--- Begin ---

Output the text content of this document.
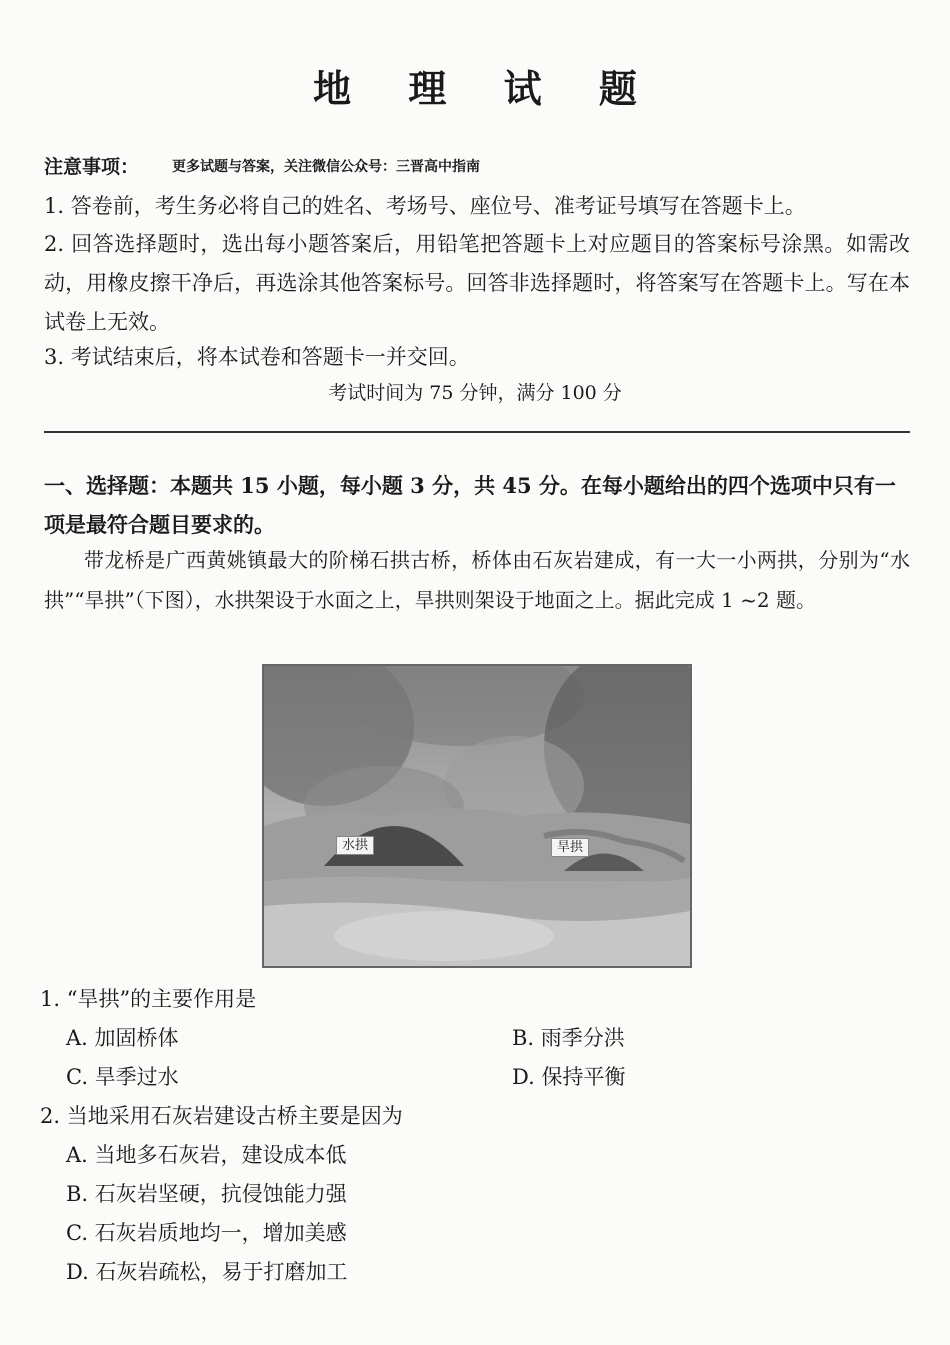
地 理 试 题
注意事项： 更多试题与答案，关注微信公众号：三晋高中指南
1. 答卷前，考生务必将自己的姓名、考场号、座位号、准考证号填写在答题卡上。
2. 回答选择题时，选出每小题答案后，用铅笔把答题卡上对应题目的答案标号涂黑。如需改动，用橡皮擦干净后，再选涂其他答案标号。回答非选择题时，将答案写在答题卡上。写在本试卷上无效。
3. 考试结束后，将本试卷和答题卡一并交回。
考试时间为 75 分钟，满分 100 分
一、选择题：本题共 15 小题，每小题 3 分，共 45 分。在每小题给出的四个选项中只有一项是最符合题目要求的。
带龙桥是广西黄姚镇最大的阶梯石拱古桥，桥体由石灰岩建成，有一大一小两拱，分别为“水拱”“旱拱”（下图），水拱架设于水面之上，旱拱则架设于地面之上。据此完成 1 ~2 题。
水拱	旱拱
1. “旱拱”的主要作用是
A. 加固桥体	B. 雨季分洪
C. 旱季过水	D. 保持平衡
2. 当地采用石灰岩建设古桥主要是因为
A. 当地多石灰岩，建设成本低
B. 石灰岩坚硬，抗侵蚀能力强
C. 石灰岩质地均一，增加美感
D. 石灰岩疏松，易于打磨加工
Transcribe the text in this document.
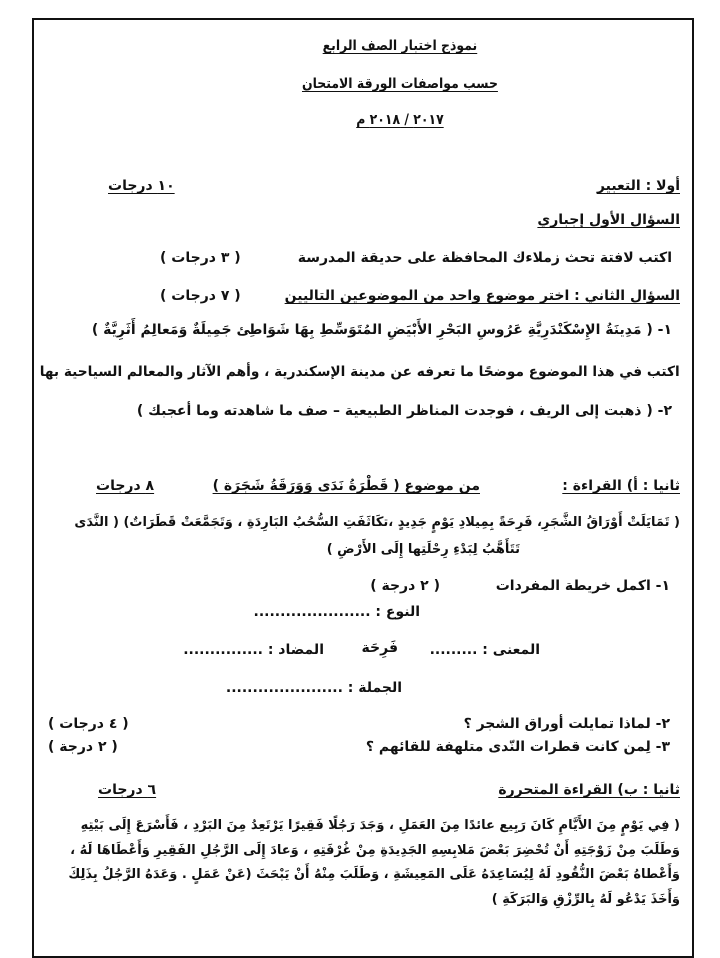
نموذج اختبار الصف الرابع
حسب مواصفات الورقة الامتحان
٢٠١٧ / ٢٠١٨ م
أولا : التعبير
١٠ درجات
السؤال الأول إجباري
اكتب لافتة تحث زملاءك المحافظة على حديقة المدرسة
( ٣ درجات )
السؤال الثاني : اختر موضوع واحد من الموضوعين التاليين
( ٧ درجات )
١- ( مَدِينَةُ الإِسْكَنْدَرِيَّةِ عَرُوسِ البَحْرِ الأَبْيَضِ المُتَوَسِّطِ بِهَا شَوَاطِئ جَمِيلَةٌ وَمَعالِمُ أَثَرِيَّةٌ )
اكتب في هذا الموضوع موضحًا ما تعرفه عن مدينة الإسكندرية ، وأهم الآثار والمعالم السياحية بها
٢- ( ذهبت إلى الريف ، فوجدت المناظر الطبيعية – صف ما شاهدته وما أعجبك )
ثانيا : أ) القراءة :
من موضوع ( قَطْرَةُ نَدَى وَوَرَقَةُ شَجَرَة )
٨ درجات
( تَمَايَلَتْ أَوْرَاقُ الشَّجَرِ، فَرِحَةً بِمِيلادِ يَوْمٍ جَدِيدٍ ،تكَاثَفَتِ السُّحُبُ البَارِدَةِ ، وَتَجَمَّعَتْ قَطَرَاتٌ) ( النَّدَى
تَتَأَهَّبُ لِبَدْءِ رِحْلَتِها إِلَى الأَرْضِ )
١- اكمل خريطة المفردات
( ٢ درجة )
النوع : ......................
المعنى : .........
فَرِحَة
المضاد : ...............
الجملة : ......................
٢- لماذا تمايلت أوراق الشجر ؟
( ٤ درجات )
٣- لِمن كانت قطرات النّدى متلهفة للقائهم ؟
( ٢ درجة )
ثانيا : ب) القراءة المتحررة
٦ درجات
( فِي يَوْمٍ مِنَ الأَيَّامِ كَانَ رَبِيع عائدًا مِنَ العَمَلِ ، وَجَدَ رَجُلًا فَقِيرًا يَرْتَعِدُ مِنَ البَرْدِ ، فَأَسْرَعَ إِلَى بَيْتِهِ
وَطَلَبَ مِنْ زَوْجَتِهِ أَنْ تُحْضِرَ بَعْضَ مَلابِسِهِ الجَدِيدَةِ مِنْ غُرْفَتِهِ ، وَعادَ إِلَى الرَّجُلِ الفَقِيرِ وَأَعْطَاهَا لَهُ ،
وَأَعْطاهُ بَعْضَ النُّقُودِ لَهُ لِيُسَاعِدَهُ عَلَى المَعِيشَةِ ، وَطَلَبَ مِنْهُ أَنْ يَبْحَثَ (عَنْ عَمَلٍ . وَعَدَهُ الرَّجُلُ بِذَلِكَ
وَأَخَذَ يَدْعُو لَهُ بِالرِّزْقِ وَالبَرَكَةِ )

--- End ---

Exclude the pictures and repeat every other part of the records word for word.

=== OUTPUT BELOW ===
Output the text content of this document.
地 理 试 题
注意事项： 更多试题与答案，关注微信公众号：三晋高中指南
1. 答卷前，考生务必将自己的姓名、考场号、座位号、准考证号填写在答题卡上。
2. 回答选择题时，选出每小题答案后，用铅笔把答题卡上对应题目的答案标号涂黑。如需改动，用橡皮擦干净后，再选涂其他答案标号。回答非选择题时，将答案写在答题卡上。写在本试卷上无效。
3. 考试结束后，将本试卷和答题卡一并交回。
考试时间为 75 分钟，满分 100 分
一、选择题：本题共 15 小题，每小题 3 分，共 45 分。在每小题给出的四个选项中只有一项是最符合题目要求的。
带龙桥是广西黄姚镇最大的阶梯石拱古桥，桥体由石灰岩建成，有一大一小两拱，分别为“水拱”“旱拱”（下图），水拱架设于水面之上，旱拱则架设于地面之上。据此完成 1 ~2 题。
水拱	旱拱
1. “旱拱”的主要作用是
A. 加固桥体	B. 雨季分洪
C. 旱季过水	D. 保持平衡
2. 当地采用石灰岩建设古桥主要是因为
A. 当地多石灰岩，建设成本低
B. 石灰岩坚硬，抗侵蚀能力强
C. 石灰岩质地均一，增加美感
D. 石灰岩疏松，易于打磨加工
Transcribe the text in this document.
نموذج اختبار الصف الرابع
حسب مواصفات الورقة الامتحان
٢٠١٧ / ٢٠١٨ م
أولا : التعبير
١٠ درجات
السؤال الأول إجباري
اكتب لافتة تحث زملاءك المحافظة على حديقة المدرسة
( ٣ درجات )
السؤال الثاني : اختر موضوع واحد من الموضوعين التاليين
( ٧ درجات )
١- ( مَدِينَةُ الإِسْكَنْدَرِيَّةِ عَرُوسِ البَحْرِ الأَبْيَضِ المُتَوَسِّطِ بِهَا شَوَاطِئ جَمِيلَةٌ وَمَعالِمُ أَثَرِيَّةٌ )
اكتب في هذا الموضوع موضحًا ما تعرفه عن مدينة الإسكندرية ، وأهم الآثار والمعالم السياحية بها
٢- ( ذهبت إلى الريف ، فوجدت المناظر الطبيعية – صف ما شاهدته وما أعجبك )
ثانيا : أ) القراءة :
من موضوع ( قَطْرَةُ نَدَى وَوَرَقَةُ شَجَرَة )
٨ درجات
( تَمَايَلَتْ أَوْرَاقُ الشَّجَرِ، فَرِحَةً بِمِيلادِ يَوْمٍ جَدِيدٍ ،تكَاثَفَتِ السُّحُبُ البَارِدَةِ ، وَتَجَمَّعَتْ قَطَرَاتٌ) ( النَّدَى
تَتَأَهَّبُ لِبَدْءِ رِحْلَتِها إِلَى الأَرْضِ )
١- اكمل خريطة المفردات
( ٢ درجة )
النوع : ......................
المعنى : .........
فَرِحَة
المضاد : ...............
الجملة : ......................
٢- لماذا تمايلت أوراق الشجر ؟
( ٤ درجات )
٣- لِمن كانت قطرات النّدى متلهفة للقائهم ؟
( ٢ درجة )
ثانيا : ب) القراءة المتحررة
٦ درجات
( فِي يَوْمٍ مِنَ الأَيَّامِ كَانَ رَبِيع عائدًا مِنَ العَمَلِ ، وَجَدَ رَجُلًا فَقِيرًا يَرْتَعِدُ مِنَ البَرْدِ ، فَأَسْرَعَ إِلَى بَيْتِهِ
وَطَلَبَ مِنْ زَوْجَتِهِ أَنْ تُحْضِرَ بَعْضَ مَلابِسِهِ الجَدِيدَةِ مِنْ غُرْفَتِهِ ، وَعادَ إِلَى الرَّجُلِ الفَقِيرِ وَأَعْطَاهَا لَهُ ،
وَأَعْطاهُ بَعْضَ النُّقُودِ لَهُ لِيُسَاعِدَهُ عَلَى المَعِيشَةِ ، وَطَلَبَ مِنْهُ أَنْ يَبْحَثَ (عَنْ عَمَلٍ . وَعَدَهُ الرَّجُلُ بِذَلِكَ
وَأَخَذَ يَدْعُو لَهُ بِالرِّزْقِ وَالبَرَكَةِ )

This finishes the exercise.